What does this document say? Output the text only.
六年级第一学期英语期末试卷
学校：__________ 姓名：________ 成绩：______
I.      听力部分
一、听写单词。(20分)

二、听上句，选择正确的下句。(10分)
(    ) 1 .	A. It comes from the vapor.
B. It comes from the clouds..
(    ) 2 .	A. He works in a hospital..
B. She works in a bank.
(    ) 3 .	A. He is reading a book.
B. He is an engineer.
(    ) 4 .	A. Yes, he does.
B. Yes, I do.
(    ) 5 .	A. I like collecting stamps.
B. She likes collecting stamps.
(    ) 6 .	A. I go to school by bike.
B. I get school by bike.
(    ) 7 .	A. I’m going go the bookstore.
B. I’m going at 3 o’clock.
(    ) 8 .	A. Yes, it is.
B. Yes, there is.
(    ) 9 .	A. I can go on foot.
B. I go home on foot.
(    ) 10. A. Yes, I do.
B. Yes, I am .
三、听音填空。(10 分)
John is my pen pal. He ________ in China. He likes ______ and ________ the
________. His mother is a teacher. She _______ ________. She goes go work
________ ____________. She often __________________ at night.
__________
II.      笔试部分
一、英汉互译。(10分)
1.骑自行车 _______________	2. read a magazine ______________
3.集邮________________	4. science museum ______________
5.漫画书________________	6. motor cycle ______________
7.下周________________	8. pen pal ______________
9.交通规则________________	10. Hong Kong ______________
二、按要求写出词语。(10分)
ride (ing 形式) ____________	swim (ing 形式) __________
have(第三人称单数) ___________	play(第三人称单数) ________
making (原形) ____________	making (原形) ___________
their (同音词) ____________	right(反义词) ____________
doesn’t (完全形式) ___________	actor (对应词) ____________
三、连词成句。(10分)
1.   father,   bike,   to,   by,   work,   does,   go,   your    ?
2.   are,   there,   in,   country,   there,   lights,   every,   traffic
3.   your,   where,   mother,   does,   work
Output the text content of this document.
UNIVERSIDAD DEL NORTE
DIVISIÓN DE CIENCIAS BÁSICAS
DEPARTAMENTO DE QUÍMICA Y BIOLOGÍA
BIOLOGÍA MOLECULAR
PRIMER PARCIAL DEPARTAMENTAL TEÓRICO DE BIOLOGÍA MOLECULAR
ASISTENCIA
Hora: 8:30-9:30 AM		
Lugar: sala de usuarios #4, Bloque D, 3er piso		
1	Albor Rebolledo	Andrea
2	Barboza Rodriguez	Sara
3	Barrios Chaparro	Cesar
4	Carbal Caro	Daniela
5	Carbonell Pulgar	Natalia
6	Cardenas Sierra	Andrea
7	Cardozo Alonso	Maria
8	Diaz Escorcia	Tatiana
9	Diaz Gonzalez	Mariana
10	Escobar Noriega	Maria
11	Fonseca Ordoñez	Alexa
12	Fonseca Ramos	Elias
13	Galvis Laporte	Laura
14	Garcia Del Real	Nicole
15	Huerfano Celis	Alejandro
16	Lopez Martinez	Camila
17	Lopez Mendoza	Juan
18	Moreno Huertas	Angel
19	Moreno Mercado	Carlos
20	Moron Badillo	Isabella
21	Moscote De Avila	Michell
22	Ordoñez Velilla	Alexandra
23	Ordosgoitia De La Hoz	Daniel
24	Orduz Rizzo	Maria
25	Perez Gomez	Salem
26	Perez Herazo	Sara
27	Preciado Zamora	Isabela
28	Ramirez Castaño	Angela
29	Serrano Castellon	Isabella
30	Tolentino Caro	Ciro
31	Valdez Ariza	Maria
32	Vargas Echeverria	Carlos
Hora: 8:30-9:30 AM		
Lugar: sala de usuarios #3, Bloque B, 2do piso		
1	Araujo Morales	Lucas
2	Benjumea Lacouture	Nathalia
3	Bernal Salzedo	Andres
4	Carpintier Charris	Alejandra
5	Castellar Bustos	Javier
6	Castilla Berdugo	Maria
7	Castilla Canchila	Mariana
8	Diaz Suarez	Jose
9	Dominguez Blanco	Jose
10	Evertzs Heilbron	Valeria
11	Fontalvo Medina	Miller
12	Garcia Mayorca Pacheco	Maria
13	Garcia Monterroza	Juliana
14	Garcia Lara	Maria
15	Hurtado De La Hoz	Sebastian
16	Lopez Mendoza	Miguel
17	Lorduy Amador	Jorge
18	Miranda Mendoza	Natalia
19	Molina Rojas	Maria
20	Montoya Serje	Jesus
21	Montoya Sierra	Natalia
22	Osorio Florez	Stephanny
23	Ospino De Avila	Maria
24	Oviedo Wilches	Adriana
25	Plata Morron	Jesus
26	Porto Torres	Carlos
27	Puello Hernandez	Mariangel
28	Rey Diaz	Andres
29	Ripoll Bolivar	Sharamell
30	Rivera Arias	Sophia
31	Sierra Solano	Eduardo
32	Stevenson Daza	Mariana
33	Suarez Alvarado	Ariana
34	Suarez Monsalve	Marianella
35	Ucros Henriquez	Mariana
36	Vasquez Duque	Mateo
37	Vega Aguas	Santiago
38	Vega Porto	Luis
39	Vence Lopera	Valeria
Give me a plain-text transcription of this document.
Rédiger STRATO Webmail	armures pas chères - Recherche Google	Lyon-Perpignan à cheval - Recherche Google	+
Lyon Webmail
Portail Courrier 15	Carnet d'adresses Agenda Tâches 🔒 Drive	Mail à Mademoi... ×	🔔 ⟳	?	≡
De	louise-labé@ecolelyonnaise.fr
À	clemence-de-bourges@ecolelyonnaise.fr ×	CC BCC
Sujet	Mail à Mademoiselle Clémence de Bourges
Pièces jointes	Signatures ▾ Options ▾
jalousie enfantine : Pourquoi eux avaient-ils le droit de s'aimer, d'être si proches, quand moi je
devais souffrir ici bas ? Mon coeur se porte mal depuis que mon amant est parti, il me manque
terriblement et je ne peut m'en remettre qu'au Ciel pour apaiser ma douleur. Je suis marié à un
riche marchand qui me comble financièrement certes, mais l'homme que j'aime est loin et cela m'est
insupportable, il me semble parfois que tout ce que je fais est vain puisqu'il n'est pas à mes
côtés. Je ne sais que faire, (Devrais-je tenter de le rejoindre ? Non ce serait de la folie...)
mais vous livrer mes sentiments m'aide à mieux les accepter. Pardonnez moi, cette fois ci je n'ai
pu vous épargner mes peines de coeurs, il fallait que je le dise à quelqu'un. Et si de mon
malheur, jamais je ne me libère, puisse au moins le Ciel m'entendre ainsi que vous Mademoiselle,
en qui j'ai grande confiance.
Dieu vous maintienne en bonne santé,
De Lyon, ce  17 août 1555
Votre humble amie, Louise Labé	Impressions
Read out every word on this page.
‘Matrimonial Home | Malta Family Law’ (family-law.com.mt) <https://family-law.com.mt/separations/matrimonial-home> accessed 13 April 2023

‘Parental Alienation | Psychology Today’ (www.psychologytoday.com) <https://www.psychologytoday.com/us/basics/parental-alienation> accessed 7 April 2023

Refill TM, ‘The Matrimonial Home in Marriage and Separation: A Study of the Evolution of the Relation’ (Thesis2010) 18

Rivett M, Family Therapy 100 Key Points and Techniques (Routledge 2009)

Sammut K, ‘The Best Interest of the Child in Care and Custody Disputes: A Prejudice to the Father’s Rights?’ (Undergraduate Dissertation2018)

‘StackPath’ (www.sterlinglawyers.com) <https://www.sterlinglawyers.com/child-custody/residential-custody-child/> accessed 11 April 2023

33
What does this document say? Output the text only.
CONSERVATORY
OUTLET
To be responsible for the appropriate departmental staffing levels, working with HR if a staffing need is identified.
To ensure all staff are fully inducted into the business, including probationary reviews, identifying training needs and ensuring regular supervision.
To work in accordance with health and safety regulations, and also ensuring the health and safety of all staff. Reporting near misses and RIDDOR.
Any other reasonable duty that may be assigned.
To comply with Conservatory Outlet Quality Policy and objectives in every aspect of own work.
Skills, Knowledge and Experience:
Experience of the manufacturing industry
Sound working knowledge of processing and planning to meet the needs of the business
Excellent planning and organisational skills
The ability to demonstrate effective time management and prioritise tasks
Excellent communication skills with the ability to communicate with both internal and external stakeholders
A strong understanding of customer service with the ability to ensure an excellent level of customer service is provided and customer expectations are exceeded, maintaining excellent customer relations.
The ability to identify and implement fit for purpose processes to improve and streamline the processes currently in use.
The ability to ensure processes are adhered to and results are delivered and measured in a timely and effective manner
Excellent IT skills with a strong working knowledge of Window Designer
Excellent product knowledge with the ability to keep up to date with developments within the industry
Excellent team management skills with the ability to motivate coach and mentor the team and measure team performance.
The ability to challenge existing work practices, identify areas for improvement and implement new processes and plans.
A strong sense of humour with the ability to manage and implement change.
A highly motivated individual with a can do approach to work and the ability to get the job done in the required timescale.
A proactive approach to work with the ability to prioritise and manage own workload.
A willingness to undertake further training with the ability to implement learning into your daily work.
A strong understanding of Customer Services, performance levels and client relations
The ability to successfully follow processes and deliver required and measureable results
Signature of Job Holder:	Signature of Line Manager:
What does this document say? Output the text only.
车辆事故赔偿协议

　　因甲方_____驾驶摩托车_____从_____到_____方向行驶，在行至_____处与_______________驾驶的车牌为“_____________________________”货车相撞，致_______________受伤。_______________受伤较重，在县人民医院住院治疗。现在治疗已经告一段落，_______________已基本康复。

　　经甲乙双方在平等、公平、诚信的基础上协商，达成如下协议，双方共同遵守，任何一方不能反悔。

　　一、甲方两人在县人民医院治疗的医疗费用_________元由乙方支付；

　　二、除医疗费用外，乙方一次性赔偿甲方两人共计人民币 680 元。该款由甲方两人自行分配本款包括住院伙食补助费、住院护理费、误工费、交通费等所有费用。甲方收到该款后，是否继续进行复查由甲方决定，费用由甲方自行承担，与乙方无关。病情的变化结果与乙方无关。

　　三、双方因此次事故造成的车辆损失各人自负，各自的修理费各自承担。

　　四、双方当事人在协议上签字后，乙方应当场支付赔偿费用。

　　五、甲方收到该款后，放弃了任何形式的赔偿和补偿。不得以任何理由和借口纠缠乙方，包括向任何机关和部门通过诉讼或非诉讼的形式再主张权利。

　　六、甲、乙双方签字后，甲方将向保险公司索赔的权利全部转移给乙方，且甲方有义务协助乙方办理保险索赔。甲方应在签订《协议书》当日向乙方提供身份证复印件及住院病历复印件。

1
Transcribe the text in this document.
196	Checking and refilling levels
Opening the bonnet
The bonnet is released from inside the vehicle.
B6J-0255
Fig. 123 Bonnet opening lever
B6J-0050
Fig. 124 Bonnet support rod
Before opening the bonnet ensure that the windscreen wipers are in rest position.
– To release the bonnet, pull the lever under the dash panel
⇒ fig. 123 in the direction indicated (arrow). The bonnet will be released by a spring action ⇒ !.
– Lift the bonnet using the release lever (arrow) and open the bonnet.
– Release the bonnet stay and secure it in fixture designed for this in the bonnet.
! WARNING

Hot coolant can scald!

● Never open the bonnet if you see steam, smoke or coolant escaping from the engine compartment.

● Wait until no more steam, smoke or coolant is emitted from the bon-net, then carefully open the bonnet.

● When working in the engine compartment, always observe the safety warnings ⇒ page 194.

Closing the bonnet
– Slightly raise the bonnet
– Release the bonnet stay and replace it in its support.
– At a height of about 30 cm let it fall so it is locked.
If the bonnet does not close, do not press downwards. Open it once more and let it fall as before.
┄┄┄┄┄┄
■ Exercise brief:
From the records above, pull out every line containing the word "training".

■ Output for this task:
To ensure all staff are fully inducted into the business, including probationary reviews, identifying training needs and ensuring regular supervision.
A willingness to undertake further training with the ability to implement learning into your daily work.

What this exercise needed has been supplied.